»»

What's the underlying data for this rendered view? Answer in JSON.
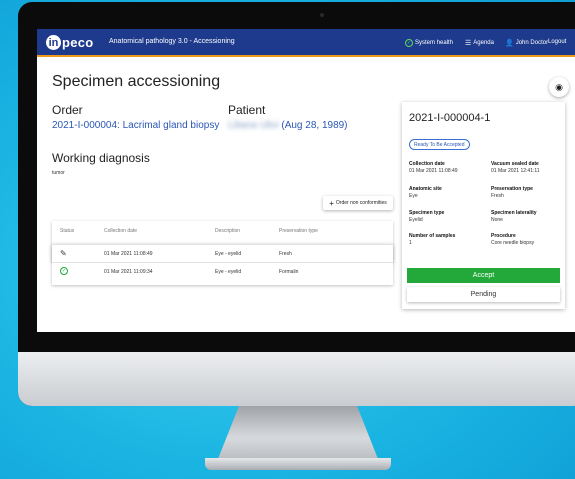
{
  "header": {
    "logo_mark": "in",
    "logo_text": "peco",
    "app_title": "Anatomical pathology 3.0 - Accessioning",
    "system_health": "System health",
    "agenda": "Agenda",
    "user": "John Doctor",
    "logout": "Logout"
  },
  "page": {
    "title": "Specimen accessioning"
  },
  "order": {
    "label": "Order",
    "value": "2021-I-000004: Lacrimal gland biopsy"
  },
  "patient": {
    "label": "Patient",
    "name": "Liliana Ulivi",
    "dob": "(Aug 28, 1989)"
  },
  "diagnosis": {
    "label": "Working diagnosis",
    "value": "tumor"
  },
  "actions": {
    "order_non_conformities": "Order non conformities"
  },
  "table": {
    "headers": [
      "Status",
      "Collection date",
      "Description",
      "Preservation type"
    ],
    "rows": [
      {
        "status": "edit",
        "date": "01 Mar 2021 11:08:49",
        "description": "Eye - eyelid",
        "preservation": "Fresh"
      },
      {
        "status": "ok",
        "date": "01 Mar 2021 11:09:34",
        "description": "Eye - eyelid",
        "preservation": "Formalin"
      }
    ]
  },
  "panel": {
    "title": "2021-I-000004-1",
    "badge": "Ready To Be Accepted",
    "fields": [
      {
        "label": "Collection date",
        "value": "01 Mar 2021 11:08:49"
      },
      {
        "label": "Vacuum sealed date",
        "value": "01 Mar 2021 12:41:11"
      },
      {
        "label": "Anatomic site",
        "value": "Eye"
      },
      {
        "label": "Preservation type",
        "value": "Fresh"
      },
      {
        "label": "Specimen type",
        "value": "Eyelid"
      },
      {
        "label": "Specimen laterality",
        "value": "None"
      },
      {
        "label": "Number of samples",
        "value": "1"
      },
      {
        "label": "Procedure",
        "value": "Core needle biopsy"
      }
    ],
    "accept": "Accept",
    "pending": "Pending"
  },
  "colors": {
    "brand": "#1e3a8c",
    "accent": "#f09a1c",
    "success": "#22a93a",
    "link": "#2b56b5",
    "background": "#1bb8e4"
  }
}
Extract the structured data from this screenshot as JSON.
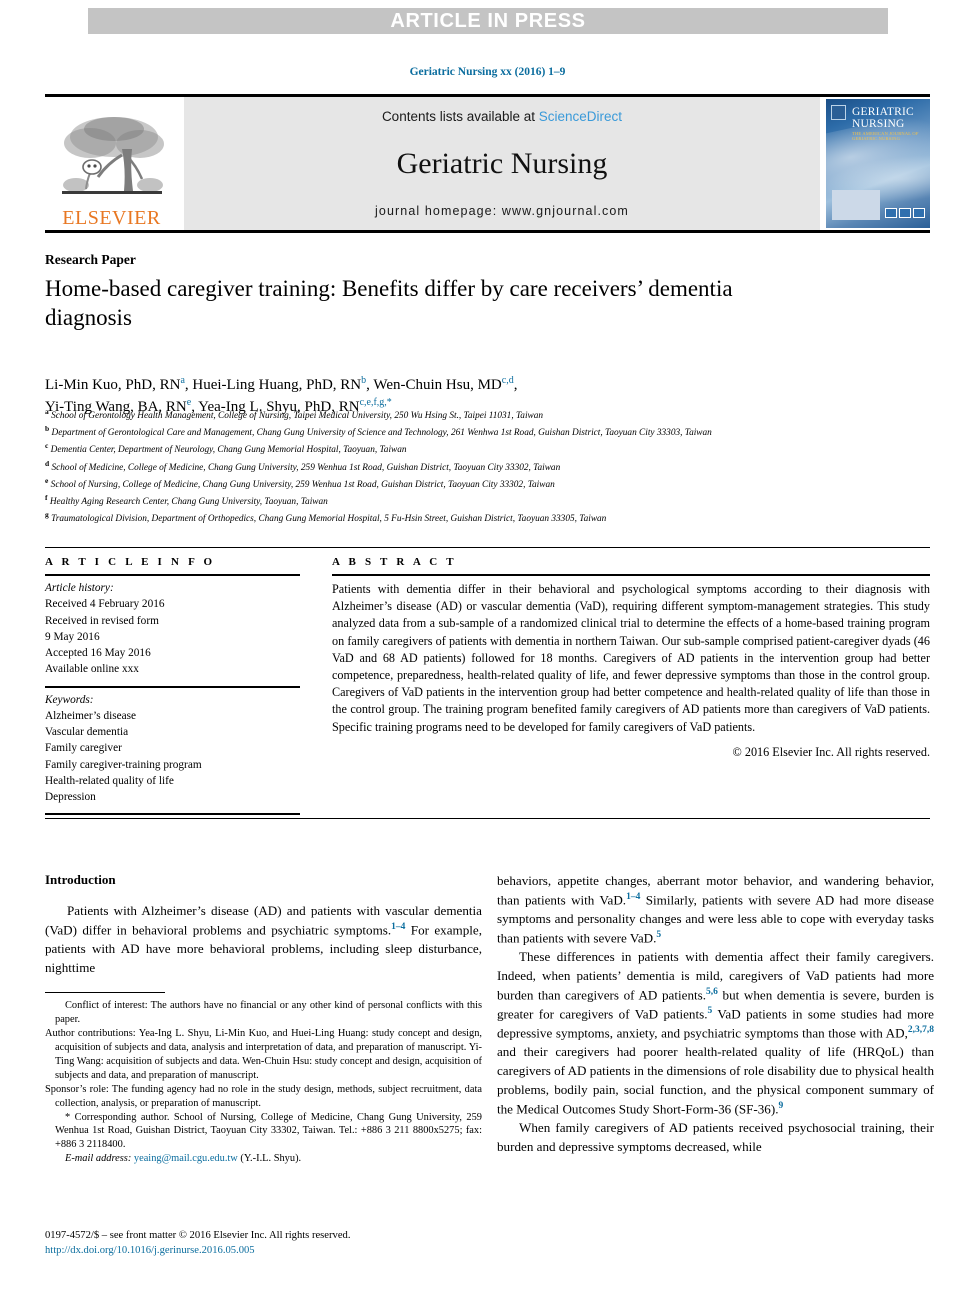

««

**Exercise directions**
The word "this" appears in some lines of the data. Copy every one of those lines.

**Written answer**
What's the underlying data for this rendered view? Answer in JSON.
Extract the structured data from this screenshot as JSON.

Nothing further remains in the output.